DESCRIPTION OF THE TASK
All entries below need to be written out exactly, but without their pictures.

INFORMATION PROVIDED
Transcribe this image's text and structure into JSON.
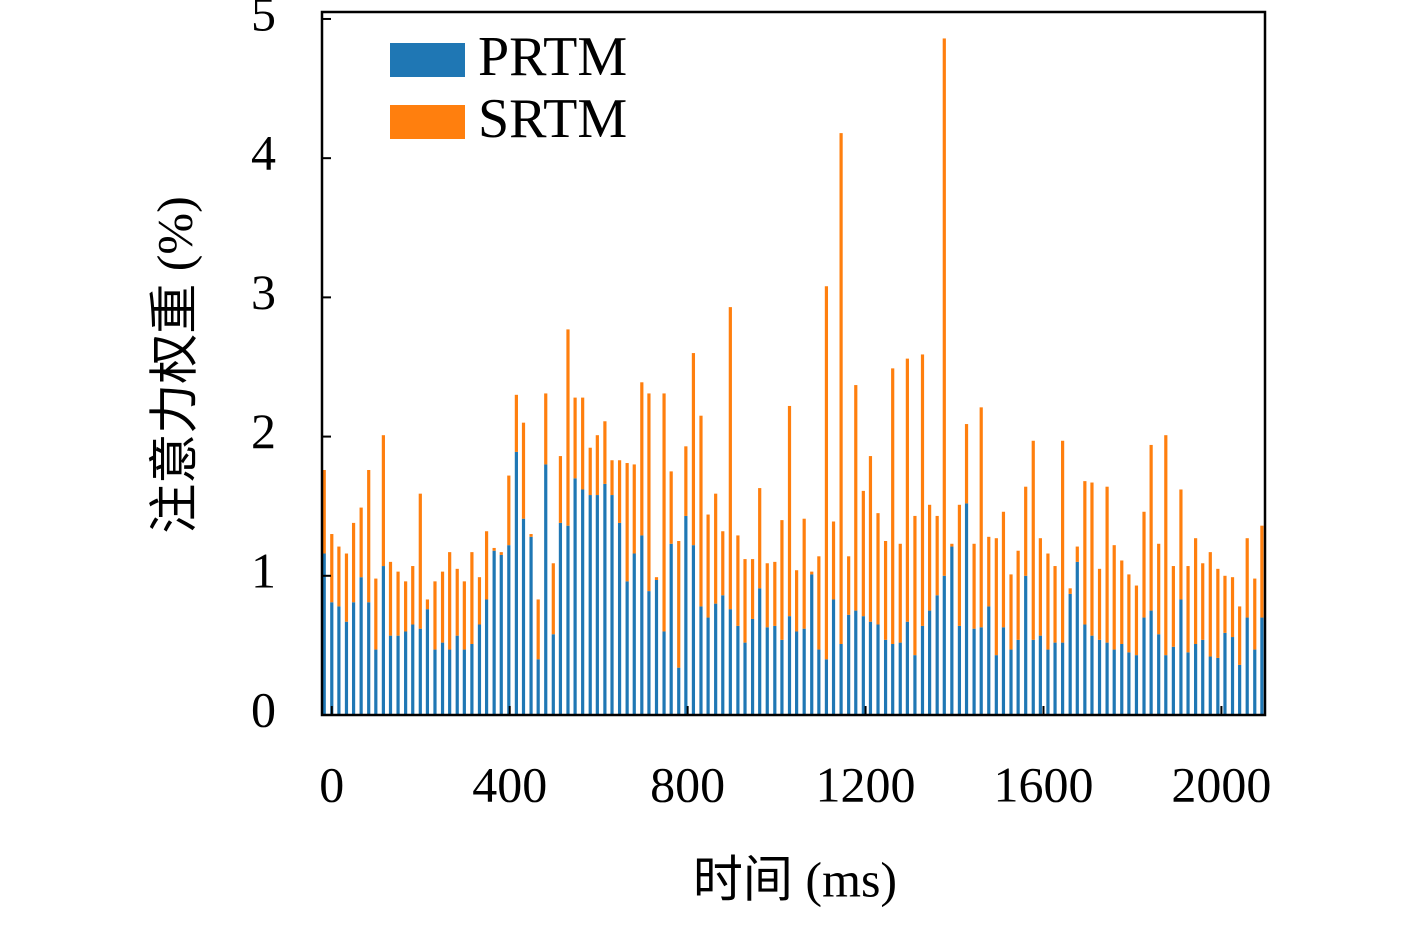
{
  "chart_data": {
    "type": "stacked_bar",
    "xlabel": "时间 (ms)",
    "ylabel": "注意力权重 (%)",
    "x": [
      -17,
      0,
      16,
      33,
      49,
      66,
      83,
      99,
      116,
      132,
      149,
      166,
      182,
      199,
      215,
      232,
      249,
      265,
      282,
      298,
      315,
      332,
      348,
      365,
      381,
      398,
      415,
      431,
      448,
      464,
      481,
      498,
      514,
      531,
      547,
      564,
      581,
      597,
      614,
      630,
      647,
      664,
      680,
      697,
      713,
      730,
      747,
      763,
      780,
      796,
      813,
      830,
      846,
      863,
      879,
      896,
      913,
      929,
      946,
      962,
      979,
      996,
      1012,
      1029,
      1045,
      1062,
      1079,
      1095,
      1112,
      1128,
      1145,
      1162,
      1178,
      1195,
      1211,
      1228,
      1245,
      1261,
      1278,
      1294,
      1311,
      1328,
      1344,
      1361,
      1377,
      1394,
      1411,
      1427,
      1444,
      1460,
      1477,
      1494,
      1510,
      1527,
      1543,
      1560,
      1577,
      1593,
      1610,
      1626,
      1643,
      1660,
      1676,
      1693,
      1709,
      1726,
      1743,
      1759,
      1776,
      1792,
      1809,
      1826,
      1842,
      1859,
      1875,
      1892,
      1909,
      1925,
      1942,
      1958,
      1975,
      1992,
      2008,
      2025,
      2041,
      2058,
      2075,
      2091
    ],
    "series": [
      {
        "name": "PRTM",
        "color": "#1f77b4",
        "values": [
          1.16,
          0.81,
          0.78,
          0.67,
          0.81,
          0.99,
          0.81,
          0.47,
          1.07,
          0.57,
          0.57,
          0.6,
          0.65,
          0.62,
          0.76,
          0.47,
          0.52,
          0.47,
          0.57,
          0.47,
          0.51,
          0.65,
          0.83,
          1.18,
          1.15,
          1.22,
          1.89,
          1.41,
          1.28,
          0.4,
          1.8,
          0.58,
          1.38,
          1.36,
          1.7,
          1.62,
          1.58,
          1.58,
          1.66,
          1.58,
          1.38,
          0.96,
          1.16,
          1.29,
          0.89,
          0.97,
          0.6,
          1.23,
          0.34,
          1.43,
          1.22,
          0.78,
          0.7,
          0.8,
          0.86,
          0.76,
          0.64,
          0.52,
          0.69,
          0.91,
          0.63,
          0.64,
          0.54,
          0.71,
          0.6,
          0.62,
          1.01,
          0.47,
          0.4,
          0.83,
          0.51,
          0.72,
          0.75,
          0.71,
          0.67,
          0.65,
          0.54,
          0.51,
          0.52,
          0.67,
          0.43,
          0.64,
          0.75,
          0.86,
          1.0,
          1.21,
          0.64,
          1.52,
          0.62,
          0.63,
          0.78,
          0.43,
          0.63,
          0.47,
          0.54,
          1.0,
          0.54,
          0.57,
          0.47,
          0.52,
          0.52,
          0.87,
          1.1,
          0.65,
          0.57,
          0.54,
          0.52,
          0.47,
          0.51,
          0.45,
          0.43,
          0.7,
          0.75,
          0.58,
          0.43,
          0.49,
          0.83,
          0.45,
          0.51,
          0.54,
          0.42,
          0.41,
          0.59,
          0.56,
          0.36,
          0.7,
          0.47,
          0.7
        ]
      },
      {
        "name": "SRTM",
        "color": "#ff7f0e",
        "values": [
          0.6,
          0.49,
          0.43,
          0.49,
          0.57,
          0.5,
          0.95,
          0.51,
          0.94,
          0.53,
          0.46,
          0.36,
          0.42,
          0.97,
          0.07,
          0.49,
          0.51,
          0.7,
          0.48,
          0.49,
          0.66,
          0.34,
          0.49,
          0.02,
          0.02,
          0.5,
          0.41,
          0.69,
          0.02,
          0.43,
          0.51,
          0.51,
          0.48,
          1.41,
          0.58,
          0.66,
          0.34,
          0.43,
          0.45,
          0.25,
          0.45,
          0.85,
          0.64,
          1.1,
          1.42,
          0.02,
          1.71,
          0.52,
          0.91,
          0.5,
          1.38,
          1.37,
          0.74,
          0.79,
          0.46,
          2.17,
          0.65,
          0.6,
          0.43,
          0.72,
          0.46,
          0.46,
          0.86,
          1.51,
          0.44,
          0.79,
          0.02,
          0.67,
          2.68,
          0.56,
          3.67,
          0.42,
          1.62,
          0.9,
          1.19,
          0.8,
          0.71,
          1.98,
          0.71,
          1.89,
          1.0,
          1.95,
          0.76,
          0.57,
          3.86,
          0.02,
          0.87,
          0.57,
          0.61,
          1.58,
          0.5,
          0.84,
          0.83,
          0.54,
          0.64,
          0.64,
          1.43,
          0.7,
          0.69,
          0.55,
          1.45,
          0.04,
          0.11,
          1.03,
          1.1,
          0.51,
          1.12,
          0.75,
          0.6,
          0.56,
          0.5,
          0.76,
          1.19,
          0.65,
          1.58,
          0.58,
          0.79,
          0.62,
          0.76,
          0.55,
          0.75,
          0.64,
          0.41,
          0.43,
          0.42,
          0.57,
          0.51,
          0.66
        ]
      }
    ],
    "xlim": [
      -22,
      2098
    ],
    "xticks": [
      0,
      400,
      800,
      1200,
      1600,
      2000
    ],
    "ylim": [
      0,
      5.05
    ],
    "yticks": [
      0,
      1,
      2,
      3,
      4,
      5
    ],
    "legend": "upper left"
  }
}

EXERCISE ANSWER
Transcribe this image's text and structure into JSON.
{
  "chart_data": {
    "type": "stacked_bar",
    "xlabel": "时间 (ms)",
    "ylabel": "注意力权重 (%)",
    "x": [
      -17,
      0,
      16,
      33,
      49,
      66,
      83,
      99,
      116,
      132,
      149,
      166,
      182,
      199,
      215,
      232,
      249,
      265,
      282,
      298,
      315,
      332,
      348,
      365,
      381,
      398,
      415,
      431,
      448,
      464,
      481,
      498,
      514,
      531,
      547,
      564,
      581,
      597,
      614,
      630,
      647,
      664,
      680,
      697,
      713,
      730,
      747,
      763,
      780,
      796,
      813,
      830,
      846,
      863,
      879,
      896,
      913,
      929,
      946,
      962,
      979,
      996,
      1012,
      1029,
      1045,
      1062,
      1079,
      1095,
      1112,
      1128,
      1145,
      1162,
      1178,
      1195,
      1211,
      1228,
      1245,
      1261,
      1278,
      1294,
      1311,
      1328,
      1344,
      1361,
      1377,
      1394,
      1411,
      1427,
      1444,
      1460,
      1477,
      1494,
      1510,
      1527,
      1543,
      1560,
      1577,
      1593,
      1610,
      1626,
      1643,
      1660,
      1676,
      1693,
      1709,
      1726,
      1743,
      1759,
      1776,
      1792,
      1809,
      1826,
      1842,
      1859,
      1875,
      1892,
      1909,
      1925,
      1942,
      1958,
      1975,
      1992,
      2008,
      2025,
      2041,
      2058,
      2075,
      2091
    ],
    "series": [
      {
        "name": "PRTM",
        "color": "#1f77b4",
        "values": [
          1.16,
          0.81,
          0.78,
          0.67,
          0.81,
          0.99,
          0.81,
          0.47,
          1.07,
          0.57,
          0.57,
          0.6,
          0.65,
          0.62,
          0.76,
          0.47,
          0.52,
          0.47,
          0.57,
          0.47,
          0.51,
          0.65,
          0.83,
          1.18,
          1.15,
          1.22,
          1.89,
          1.41,
          1.28,
          0.4,
          1.8,
          0.58,
          1.38,
          1.36,
          1.7,
          1.62,
          1.58,
          1.58,
          1.66,
          1.58,
          1.38,
          0.96,
          1.16,
          1.29,
          0.89,
          0.97,
          0.6,
          1.23,
          0.34,
          1.43,
          1.22,
          0.78,
          0.7,
          0.8,
          0.86,
          0.76,
          0.64,
          0.52,
          0.69,
          0.91,
          0.63,
          0.64,
          0.54,
          0.71,
          0.6,
          0.62,
          1.01,
          0.47,
          0.4,
          0.83,
          0.51,
          0.72,
          0.75,
          0.71,
          0.67,
          0.65,
          0.54,
          0.51,
          0.52,
          0.67,
          0.43,
          0.64,
          0.75,
          0.86,
          1.0,
          1.21,
          0.64,
          1.52,
          0.62,
          0.63,
          0.78,
          0.43,
          0.63,
          0.47,
          0.54,
          1.0,
          0.54,
          0.57,
          0.47,
          0.52,
          0.52,
          0.87,
          1.1,
          0.65,
          0.57,
          0.54,
          0.52,
          0.47,
          0.51,
          0.45,
          0.43,
          0.7,
          0.75,
          0.58,
          0.43,
          0.49,
          0.83,
          0.45,
          0.51,
          0.54,
          0.42,
          0.41,
          0.59,
          0.56,
          0.36,
          0.7,
          0.47,
          0.7
        ]
      },
      {
        "name": "SRTM",
        "color": "#ff7f0e",
        "values": [
          0.6,
          0.49,
          0.43,
          0.49,
          0.57,
          0.5,
          0.95,
          0.51,
          0.94,
          0.53,
          0.46,
          0.36,
          0.42,
          0.97,
          0.07,
          0.49,
          0.51,
          0.7,
          0.48,
          0.49,
          0.66,
          0.34,
          0.49,
          0.02,
          0.02,
          0.5,
          0.41,
          0.69,
          0.02,
          0.43,
          0.51,
          0.51,
          0.48,
          1.41,
          0.58,
          0.66,
          0.34,
          0.43,
          0.45,
          0.25,
          0.45,
          0.85,
          0.64,
          1.1,
          1.42,
          0.02,
          1.71,
          0.52,
          0.91,
          0.5,
          1.38,
          1.37,
          0.74,
          0.79,
          0.46,
          2.17,
          0.65,
          0.6,
          0.43,
          0.72,
          0.46,
          0.46,
          0.86,
          1.51,
          0.44,
          0.79,
          0.02,
          0.67,
          2.68,
          0.56,
          3.67,
          0.42,
          1.62,
          0.9,
          1.19,
          0.8,
          0.71,
          1.98,
          0.71,
          1.89,
          1.0,
          1.95,
          0.76,
          0.57,
          3.86,
          0.02,
          0.87,
          0.57,
          0.61,
          1.58,
          0.5,
          0.84,
          0.83,
          0.54,
          0.64,
          0.64,
          1.43,
          0.7,
          0.69,
          0.55,
          1.45,
          0.04,
          0.11,
          1.03,
          1.1,
          0.51,
          1.12,
          0.75,
          0.6,
          0.56,
          0.5,
          0.76,
          1.19,
          0.65,
          1.58,
          0.58,
          0.79,
          0.62,
          0.76,
          0.55,
          0.75,
          0.64,
          0.41,
          0.43,
          0.42,
          0.57,
          0.51,
          0.66
        ]
      }
    ],
    "xlim": [
      -22,
      2098
    ],
    "xticks": [
      0,
      400,
      800,
      1200,
      1600,
      2000
    ],
    "ylim": [
      0,
      5.05
    ],
    "yticks": [
      0,
      1,
      2,
      3,
      4,
      5
    ],
    "legend": "upper left"
  }
}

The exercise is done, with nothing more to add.